**Documento di partenza:**
_____
POLITICA INTERNAZIONALE: a Sharm El Sheikh il vertice dei Non Allineati

Trasformazione in Grande Alleanza dell’anti-Occidente o definitivo precipitare nell’irrilevanza? Il vertice tenutosi nell’egiziana Sharm El Sheikh dall’11 al 16 luglio sembra confermare una volta di più i nodi irrisolti del Movimento dei Non Allineati.


Originato nel 1955 da 29 Paesi del Terzo Mondo che si erano riuniti in Conferenza a Bandung con l’idea di chiamarsi fuori dalla contrapposizione Est-Ovest, costituito formalmente nel 1961 a Belgrado col principio che i suoi membri non avrebbero dovuto fare né alleanze e né patti difensivi con i Paesi dei due blocchi, in realtà fu presto infiltrato da clienti dell’Urss, fino a quel vertice dell’Avana del 1979 in cui la presidenza di turno cubana teorizzò apertamente l’alleanza tra i Non Allineati a Mosca.
_____
**Dati forniti:**
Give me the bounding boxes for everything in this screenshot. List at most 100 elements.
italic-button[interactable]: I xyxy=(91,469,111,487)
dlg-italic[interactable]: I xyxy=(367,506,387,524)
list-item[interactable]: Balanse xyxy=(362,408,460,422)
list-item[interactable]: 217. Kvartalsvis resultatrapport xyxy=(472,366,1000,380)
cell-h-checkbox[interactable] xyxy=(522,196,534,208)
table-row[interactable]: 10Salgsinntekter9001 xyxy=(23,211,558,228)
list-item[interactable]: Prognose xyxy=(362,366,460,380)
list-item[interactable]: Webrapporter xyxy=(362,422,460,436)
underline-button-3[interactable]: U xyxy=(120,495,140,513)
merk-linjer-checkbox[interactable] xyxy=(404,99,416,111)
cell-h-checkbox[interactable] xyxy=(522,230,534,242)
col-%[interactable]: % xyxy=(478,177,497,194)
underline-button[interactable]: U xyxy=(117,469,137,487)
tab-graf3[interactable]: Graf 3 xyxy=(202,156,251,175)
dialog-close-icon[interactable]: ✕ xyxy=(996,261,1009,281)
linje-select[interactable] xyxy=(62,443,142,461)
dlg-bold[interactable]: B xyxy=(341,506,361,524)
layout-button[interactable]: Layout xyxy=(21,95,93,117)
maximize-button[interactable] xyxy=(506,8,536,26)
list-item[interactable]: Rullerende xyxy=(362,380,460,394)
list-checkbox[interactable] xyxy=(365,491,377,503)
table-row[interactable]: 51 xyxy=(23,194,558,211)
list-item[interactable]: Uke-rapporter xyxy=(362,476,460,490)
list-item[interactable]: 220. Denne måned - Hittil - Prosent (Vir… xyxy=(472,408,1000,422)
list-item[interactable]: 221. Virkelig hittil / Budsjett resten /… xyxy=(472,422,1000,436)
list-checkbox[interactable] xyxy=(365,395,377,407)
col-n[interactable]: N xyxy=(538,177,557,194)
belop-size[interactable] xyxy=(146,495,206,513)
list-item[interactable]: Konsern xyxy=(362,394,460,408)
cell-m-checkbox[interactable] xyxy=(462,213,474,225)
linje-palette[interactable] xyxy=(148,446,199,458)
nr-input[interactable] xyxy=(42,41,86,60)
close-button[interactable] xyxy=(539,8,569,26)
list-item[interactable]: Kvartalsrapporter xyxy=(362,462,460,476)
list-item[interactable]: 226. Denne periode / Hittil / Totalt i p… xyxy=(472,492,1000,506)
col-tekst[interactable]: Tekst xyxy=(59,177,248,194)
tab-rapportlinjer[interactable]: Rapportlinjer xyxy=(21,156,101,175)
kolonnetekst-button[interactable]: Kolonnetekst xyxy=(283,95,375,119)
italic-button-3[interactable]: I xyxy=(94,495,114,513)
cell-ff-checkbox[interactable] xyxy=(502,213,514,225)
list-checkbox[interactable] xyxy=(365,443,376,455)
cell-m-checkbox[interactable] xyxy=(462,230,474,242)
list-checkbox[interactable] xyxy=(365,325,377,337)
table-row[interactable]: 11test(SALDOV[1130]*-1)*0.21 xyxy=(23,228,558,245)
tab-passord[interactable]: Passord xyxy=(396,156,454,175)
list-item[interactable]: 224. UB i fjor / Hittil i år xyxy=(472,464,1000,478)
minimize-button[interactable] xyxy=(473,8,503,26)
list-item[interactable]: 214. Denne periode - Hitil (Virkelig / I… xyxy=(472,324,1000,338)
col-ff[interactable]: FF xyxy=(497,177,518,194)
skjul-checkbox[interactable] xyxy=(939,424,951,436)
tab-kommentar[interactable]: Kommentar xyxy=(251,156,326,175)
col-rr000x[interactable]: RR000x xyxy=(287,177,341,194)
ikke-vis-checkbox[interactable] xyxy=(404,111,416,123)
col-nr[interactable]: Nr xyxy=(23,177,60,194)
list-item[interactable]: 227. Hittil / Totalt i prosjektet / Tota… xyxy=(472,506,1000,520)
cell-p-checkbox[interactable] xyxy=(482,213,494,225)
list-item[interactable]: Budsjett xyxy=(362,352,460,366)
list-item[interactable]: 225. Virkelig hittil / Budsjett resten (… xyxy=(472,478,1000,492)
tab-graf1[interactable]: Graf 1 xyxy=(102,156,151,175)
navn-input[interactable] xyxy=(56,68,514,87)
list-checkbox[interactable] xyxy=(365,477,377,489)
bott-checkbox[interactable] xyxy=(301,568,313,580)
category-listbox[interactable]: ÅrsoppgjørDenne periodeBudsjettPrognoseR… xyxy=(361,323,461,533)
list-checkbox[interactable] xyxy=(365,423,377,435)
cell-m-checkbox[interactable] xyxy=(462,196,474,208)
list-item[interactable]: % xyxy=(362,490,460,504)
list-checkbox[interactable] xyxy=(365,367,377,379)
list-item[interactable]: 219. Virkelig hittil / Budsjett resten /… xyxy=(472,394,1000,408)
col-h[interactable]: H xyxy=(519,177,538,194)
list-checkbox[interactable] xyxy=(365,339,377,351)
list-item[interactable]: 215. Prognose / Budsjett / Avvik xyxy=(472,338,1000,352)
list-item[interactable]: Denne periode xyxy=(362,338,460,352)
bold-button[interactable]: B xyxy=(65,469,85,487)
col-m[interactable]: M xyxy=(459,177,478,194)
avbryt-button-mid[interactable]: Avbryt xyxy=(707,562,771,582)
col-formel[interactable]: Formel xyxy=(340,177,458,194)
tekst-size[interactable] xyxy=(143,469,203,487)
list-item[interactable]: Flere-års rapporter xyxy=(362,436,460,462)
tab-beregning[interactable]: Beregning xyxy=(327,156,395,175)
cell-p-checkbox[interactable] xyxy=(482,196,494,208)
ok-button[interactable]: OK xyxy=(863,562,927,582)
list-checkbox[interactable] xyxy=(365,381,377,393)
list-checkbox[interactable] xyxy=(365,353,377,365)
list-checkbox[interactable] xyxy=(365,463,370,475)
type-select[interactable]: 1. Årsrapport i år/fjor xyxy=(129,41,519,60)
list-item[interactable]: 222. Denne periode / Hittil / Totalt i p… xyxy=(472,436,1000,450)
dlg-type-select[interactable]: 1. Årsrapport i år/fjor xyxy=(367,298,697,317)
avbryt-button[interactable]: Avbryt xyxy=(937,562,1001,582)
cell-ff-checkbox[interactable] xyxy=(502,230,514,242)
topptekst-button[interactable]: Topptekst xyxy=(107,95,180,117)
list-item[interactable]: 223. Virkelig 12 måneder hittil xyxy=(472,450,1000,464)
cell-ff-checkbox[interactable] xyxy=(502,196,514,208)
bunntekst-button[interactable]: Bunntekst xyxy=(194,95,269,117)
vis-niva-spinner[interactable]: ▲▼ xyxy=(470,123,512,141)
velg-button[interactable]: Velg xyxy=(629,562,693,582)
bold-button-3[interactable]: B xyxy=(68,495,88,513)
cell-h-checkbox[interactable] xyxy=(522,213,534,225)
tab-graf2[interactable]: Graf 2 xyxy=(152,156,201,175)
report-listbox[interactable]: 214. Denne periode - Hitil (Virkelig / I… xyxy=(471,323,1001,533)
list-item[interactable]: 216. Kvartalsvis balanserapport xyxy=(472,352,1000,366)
_____
**Compito A:** Secondo il testo sul vertice dei Non Allineati, in quale città fu costituito formalmente il Movimento nel 1961?
**Compito B:** Elenca tutti gli anni indicati nel testo sul vertice dei Non Allineati.
**Compito C:** Prosegui il testo sul vertice dei Non Allineati a partire dall'ultima frase riportata.
I dati forniti provengono da un'altra fonte.

**Risposta A:** A Belgrado.

**Risposta B:** 1955, 1961, 1979

**Risposta C:**
Ma ciò non ha mai impedito di entrarvi anche a regimi che invece erano impegnati con l’Occidente anche in modo importante, e per i quali l’appartenenza a quel forum costituisce un più o meno ipocrita e demagogico omaggio a una pretesa “virtù” terzomondista. È vero che alla fine sono sempre stati gli anti-occidentali a dettare l’agenda e gli slogan: ma con l’intesa implicita che comunque non se ne sarebbe fatto mai niente, tant’è che il Movimento non dispone neanche di un Segretariato permanente.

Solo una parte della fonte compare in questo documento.